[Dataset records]
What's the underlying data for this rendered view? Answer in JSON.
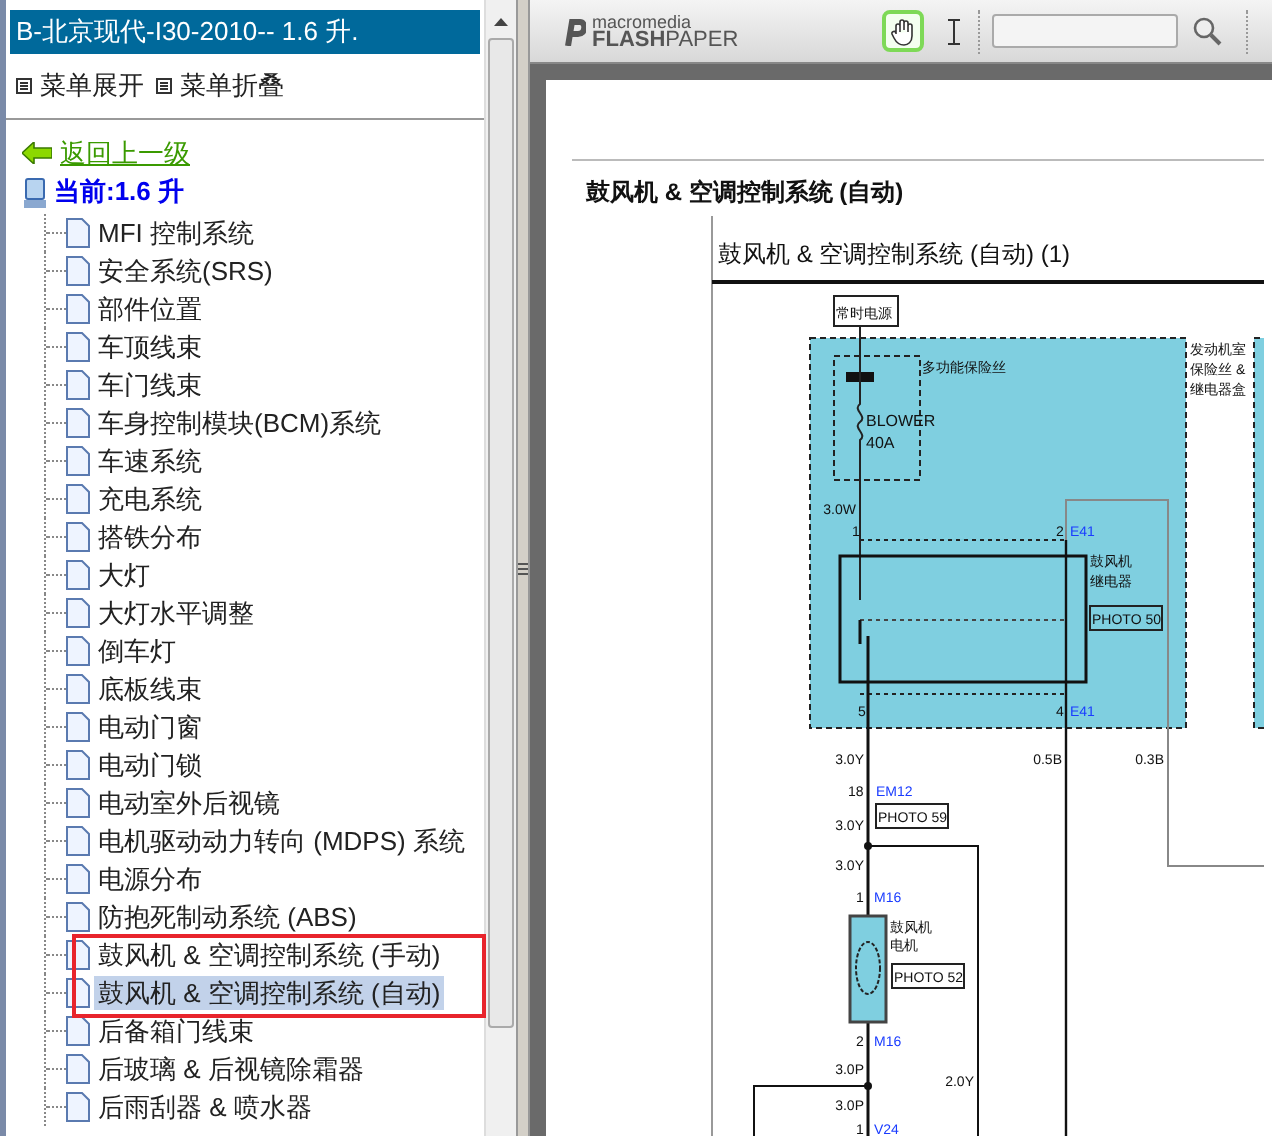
{
  "sidebar": {
    "title": "B-北京现代-I30-2010-- 1.6 升.",
    "actions": [
      {
        "label": "菜单展开"
      },
      {
        "label": "菜单折叠"
      }
    ],
    "back_link": "返回上一级",
    "current": "当前:1.6 升",
    "items": [
      {
        "label": "MFI 控制系统",
        "selected": false,
        "boxed": false
      },
      {
        "label": "安全系统(SRS)",
        "selected": false,
        "boxed": false
      },
      {
        "label": "部件位置",
        "selected": false,
        "boxed": false
      },
      {
        "label": "车顶线束",
        "selected": false,
        "boxed": false
      },
      {
        "label": "车门线束",
        "selected": false,
        "boxed": false
      },
      {
        "label": "车身控制模块(BCM)系统",
        "selected": false,
        "boxed": false
      },
      {
        "label": "车速系统",
        "selected": false,
        "boxed": false
      },
      {
        "label": "充电系统",
        "selected": false,
        "boxed": false
      },
      {
        "label": "搭铁分布",
        "selected": false,
        "boxed": false
      },
      {
        "label": "大灯",
        "selected": false,
        "boxed": false
      },
      {
        "label": "大灯水平调整",
        "selected": false,
        "boxed": false
      },
      {
        "label": "倒车灯",
        "selected": false,
        "boxed": false
      },
      {
        "label": "底板线束",
        "selected": false,
        "boxed": false
      },
      {
        "label": "电动门窗",
        "selected": false,
        "boxed": false
      },
      {
        "label": "电动门锁",
        "selected": false,
        "boxed": false
      },
      {
        "label": "电动室外后视镜",
        "selected": false,
        "boxed": false
      },
      {
        "label": "电机驱动动力转向 (MDPS) 系统",
        "selected": false,
        "boxed": false
      },
      {
        "label": "电源分布",
        "selected": false,
        "boxed": false
      },
      {
        "label": "防抱死制动系统 (ABS)",
        "selected": false,
        "boxed": false
      },
      {
        "label": "鼓风机 & 空调控制系统 (手动)",
        "selected": false,
        "boxed": true
      },
      {
        "label": "鼓风机 & 空调控制系统 (自动)",
        "selected": true,
        "boxed": true
      },
      {
        "label": "后备箱门线束",
        "selected": false,
        "boxed": false
      },
      {
        "label": "后玻璃 & 后视镜除霜器",
        "selected": false,
        "boxed": false
      },
      {
        "label": "后雨刮器 & 喷水器",
        "selected": false,
        "boxed": false
      }
    ]
  },
  "viewer": {
    "logo_top": "macromedia",
    "logo_bold": "FLASH",
    "logo_light": "PAPER",
    "hand_tool_selected": true,
    "page_heading": "鼓风机  &  空调控制系统 (自动)",
    "diagram": {
      "title": "鼓风机 & 空调控制系统 (自动) (1)",
      "source": "常时电源",
      "fuse_box_label": "多功能保险丝",
      "fuse_name": "BLOWER",
      "fuse_rating": "40A",
      "panel_label": [
        "发动机室",
        "保险丝 &",
        "继电器盒"
      ],
      "wire_1": "3.0W",
      "pin_1": "1",
      "pin_2": "2",
      "conn_top": "E41",
      "relay_label": [
        "鼓风机",
        "继电器"
      ],
      "relay_photo": "PHOTO 50",
      "pin_5": "5",
      "pin_4": "4",
      "conn_bottom": "E41",
      "wire_a": "3.0Y",
      "wire_b": "0.5B",
      "wire_c": "0.3B",
      "pin_18": "18",
      "conn_em": "EM12",
      "photo_59": "PHOTO 59",
      "wire_d": "3.0Y",
      "wire_e": "3.0Y",
      "motor_pin_1": "1",
      "motor_conn_1": "M16",
      "motor_label": [
        "鼓风机",
        "电机"
      ],
      "motor_photo": "PHOTO 52",
      "motor_pin_2": "2",
      "motor_conn_2": "M16",
      "wire_f": "3.0P",
      "wire_g": "3.0P",
      "wire_h": "2.0Y",
      "pin_v": "1",
      "conn_v": "V24"
    }
  }
}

Problem details = From the entries above, output every line exactly and omit any image.

Result of this task =
What's the underlying data for this rendered view? Answer in JSON.
{
  "sidebar": {
    "title": "B-北京现代-I30-2010-- 1.6 升.",
    "actions": [
      {
        "label": "菜单展开"
      },
      {
        "label": "菜单折叠"
      }
    ],
    "back_link": "返回上一级",
    "current": "当前:1.6 升",
    "items": [
      {
        "label": "MFI 控制系统",
        "selected": false,
        "boxed": false
      },
      {
        "label": "安全系统(SRS)",
        "selected": false,
        "boxed": false
      },
      {
        "label": "部件位置",
        "selected": false,
        "boxed": false
      },
      {
        "label": "车顶线束",
        "selected": false,
        "boxed": false
      },
      {
        "label": "车门线束",
        "selected": false,
        "boxed": false
      },
      {
        "label": "车身控制模块(BCM)系统",
        "selected": false,
        "boxed": false
      },
      {
        "label": "车速系统",
        "selected": false,
        "boxed": false
      },
      {
        "label": "充电系统",
        "selected": false,
        "boxed": false
      },
      {
        "label": "搭铁分布",
        "selected": false,
        "boxed": false
      },
      {
        "label": "大灯",
        "selected": false,
        "boxed": false
      },
      {
        "label": "大灯水平调整",
        "selected": false,
        "boxed": false
      },
      {
        "label": "倒车灯",
        "selected": false,
        "boxed": false
      },
      {
        "label": "底板线束",
        "selected": false,
        "boxed": false
      },
      {
        "label": "电动门窗",
        "selected": false,
        "boxed": false
      },
      {
        "label": "电动门锁",
        "selected": false,
        "boxed": false
      },
      {
        "label": "电动室外后视镜",
        "selected": false,
        "boxed": false
      },
      {
        "label": "电机驱动动力转向 (MDPS) 系统",
        "selected": false,
        "boxed": false
      },
      {
        "label": "电源分布",
        "selected": false,
        "boxed": false
      },
      {
        "label": "防抱死制动系统 (ABS)",
        "selected": false,
        "boxed": false
      },
      {
        "label": "鼓风机 & 空调控制系统 (手动)",
        "selected": false,
        "boxed": true
      },
      {
        "label": "鼓风机 & 空调控制系统 (自动)",
        "selected": true,
        "boxed": true
      },
      {
        "label": "后备箱门线束",
        "selected": false,
        "boxed": false
      },
      {
        "label": "后玻璃 & 后视镜除霜器",
        "selected": false,
        "boxed": false
      },
      {
        "label": "后雨刮器 & 喷水器",
        "selected": false,
        "boxed": false
      }
    ]
  },
  "viewer": {
    "logo_top": "macromedia",
    "logo_bold": "FLASH",
    "logo_light": "PAPER",
    "hand_tool_selected": true,
    "page_heading": "鼓风机  &  空调控制系统 (自动)",
    "diagram": {
      "title": "鼓风机 & 空调控制系统 (自动) (1)",
      "source": "常时电源",
      "fuse_box_label": "多功能保险丝",
      "fuse_name": "BLOWER",
      "fuse_rating": "40A",
      "panel_label": [
        "发动机室",
        "保险丝 &",
        "继电器盒"
      ],
      "wire_1": "3.0W",
      "pin_1": "1",
      "pin_2": "2",
      "conn_top": "E41",
      "relay_label": [
        "鼓风机",
        "继电器"
      ],
      "relay_photo": "PHOTO 50",
      "pin_5": "5",
      "pin_4": "4",
      "conn_bottom": "E41",
      "wire_a": "3.0Y",
      "wire_b": "0.5B",
      "wire_c": "0.3B",
      "pin_18": "18",
      "conn_em": "EM12",
      "photo_59": "PHOTO 59",
      "wire_d": "3.0Y",
      "wire_e": "3.0Y",
      "motor_pin_1": "1",
      "motor_conn_1": "M16",
      "motor_label": [
        "鼓风机",
        "电机"
      ],
      "motor_photo": "PHOTO 52",
      "motor_pin_2": "2",
      "motor_conn_2": "M16",
      "wire_f": "3.0P",
      "wire_g": "3.0P",
      "wire_h": "2.0Y",
      "pin_v": "1",
      "conn_v": "V24"
    }
  }
}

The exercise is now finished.